• Short exercise: Reproduce the following material exactly, including every line.

• Material provided:
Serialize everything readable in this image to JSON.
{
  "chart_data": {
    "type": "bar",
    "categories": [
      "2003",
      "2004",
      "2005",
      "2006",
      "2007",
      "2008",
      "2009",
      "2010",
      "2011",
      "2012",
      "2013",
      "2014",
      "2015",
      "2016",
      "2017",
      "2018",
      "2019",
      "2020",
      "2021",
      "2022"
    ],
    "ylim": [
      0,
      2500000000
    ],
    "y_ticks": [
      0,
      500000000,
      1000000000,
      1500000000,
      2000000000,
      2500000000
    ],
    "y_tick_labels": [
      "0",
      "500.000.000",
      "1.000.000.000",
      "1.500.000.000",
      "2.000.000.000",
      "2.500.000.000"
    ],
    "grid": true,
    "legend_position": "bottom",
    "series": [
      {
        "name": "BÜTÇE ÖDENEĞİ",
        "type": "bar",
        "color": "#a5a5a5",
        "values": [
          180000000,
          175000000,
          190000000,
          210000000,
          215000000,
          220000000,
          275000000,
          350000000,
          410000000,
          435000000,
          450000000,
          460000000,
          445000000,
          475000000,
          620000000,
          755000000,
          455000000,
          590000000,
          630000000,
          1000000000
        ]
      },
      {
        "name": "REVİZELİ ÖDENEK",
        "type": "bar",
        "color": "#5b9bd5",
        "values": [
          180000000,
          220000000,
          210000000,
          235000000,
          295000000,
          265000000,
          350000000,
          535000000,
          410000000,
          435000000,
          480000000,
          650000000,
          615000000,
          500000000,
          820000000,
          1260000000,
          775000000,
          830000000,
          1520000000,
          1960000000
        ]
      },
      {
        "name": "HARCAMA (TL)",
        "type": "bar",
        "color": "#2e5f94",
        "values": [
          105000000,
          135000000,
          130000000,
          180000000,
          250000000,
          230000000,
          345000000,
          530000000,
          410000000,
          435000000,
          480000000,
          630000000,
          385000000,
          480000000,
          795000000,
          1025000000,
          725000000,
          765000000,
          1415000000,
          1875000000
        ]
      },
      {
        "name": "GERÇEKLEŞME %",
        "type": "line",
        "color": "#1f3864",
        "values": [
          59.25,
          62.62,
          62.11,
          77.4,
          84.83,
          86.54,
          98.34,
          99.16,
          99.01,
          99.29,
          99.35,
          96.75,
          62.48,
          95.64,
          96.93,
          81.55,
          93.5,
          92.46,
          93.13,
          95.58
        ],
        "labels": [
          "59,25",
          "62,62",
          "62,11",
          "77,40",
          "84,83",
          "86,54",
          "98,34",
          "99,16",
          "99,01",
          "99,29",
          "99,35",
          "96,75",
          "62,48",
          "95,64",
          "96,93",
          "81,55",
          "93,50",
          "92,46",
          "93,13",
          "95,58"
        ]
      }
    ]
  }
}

• Expected output:
Serialize everything readable in this image to JSON.
{
  "chart_data": {
    "type": "bar",
    "categories": [
      "2003",
      "2004",
      "2005",
      "2006",
      "2007",
      "2008",
      "2009",
      "2010",
      "2011",
      "2012",
      "2013",
      "2014",
      "2015",
      "2016",
      "2017",
      "2018",
      "2019",
      "2020",
      "2021",
      "2022"
    ],
    "ylim": [
      0,
      2500000000
    ],
    "y_ticks": [
      0,
      500000000,
      1000000000,
      1500000000,
      2000000000,
      2500000000
    ],
    "y_tick_labels": [
      "0",
      "500.000.000",
      "1.000.000.000",
      "1.500.000.000",
      "2.000.000.000",
      "2.500.000.000"
    ],
    "grid": true,
    "legend_position": "bottom",
    "series": [
      {
        "name": "BÜTÇE ÖDENEĞİ",
        "type": "bar",
        "color": "#a5a5a5",
        "values": [
          180000000,
          175000000,
          190000000,
          210000000,
          215000000,
          220000000,
          275000000,
          350000000,
          410000000,
          435000000,
          450000000,
          460000000,
          445000000,
          475000000,
          620000000,
          755000000,
          455000000,
          590000000,
          630000000,
          1000000000
        ]
      },
      {
        "name": "REVİZELİ ÖDENEK",
        "type": "bar",
        "color": "#5b9bd5",
        "values": [
          180000000,
          220000000,
          210000000,
          235000000,
          295000000,
          265000000,
          350000000,
          535000000,
          410000000,
          435000000,
          480000000,
          650000000,
          615000000,
          500000000,
          820000000,
          1260000000,
          775000000,
          830000000,
          1520000000,
          1960000000
        ]
      },
      {
        "name": "HARCAMA (TL)",
        "type": "bar",
        "color": "#2e5f94",
        "values": [
          105000000,
          135000000,
          130000000,
          180000000,
          250000000,
          230000000,
          345000000,
          530000000,
          410000000,
          435000000,
          480000000,
          630000000,
          385000000,
          480000000,
          795000000,
          1025000000,
          725000000,
          765000000,
          1415000000,
          1875000000
        ]
      },
      {
        "name": "GERÇEKLEŞME %",
        "type": "line",
        "color": "#1f3864",
        "values": [
          59.25,
          62.62,
          62.11,
          77.4,
          84.83,
          86.54,
          98.34,
          99.16,
          99.01,
          99.29,
          99.35,
          96.75,
          62.48,
          95.64,
          96.93,
          81.55,
          93.5,
          92.46,
          93.13,
          95.58
        ],
        "labels": [
          "59,25",
          "62,62",
          "62,11",
          "77,40",
          "84,83",
          "86,54",
          "98,34",
          "99,16",
          "99,01",
          "99,29",
          "99,35",
          "96,75",
          "62,48",
          "95,64",
          "96,93",
          "81,55",
          "93,50",
          "92,46",
          "93,13",
          "95,58"
        ]
      }
    ]
  }
}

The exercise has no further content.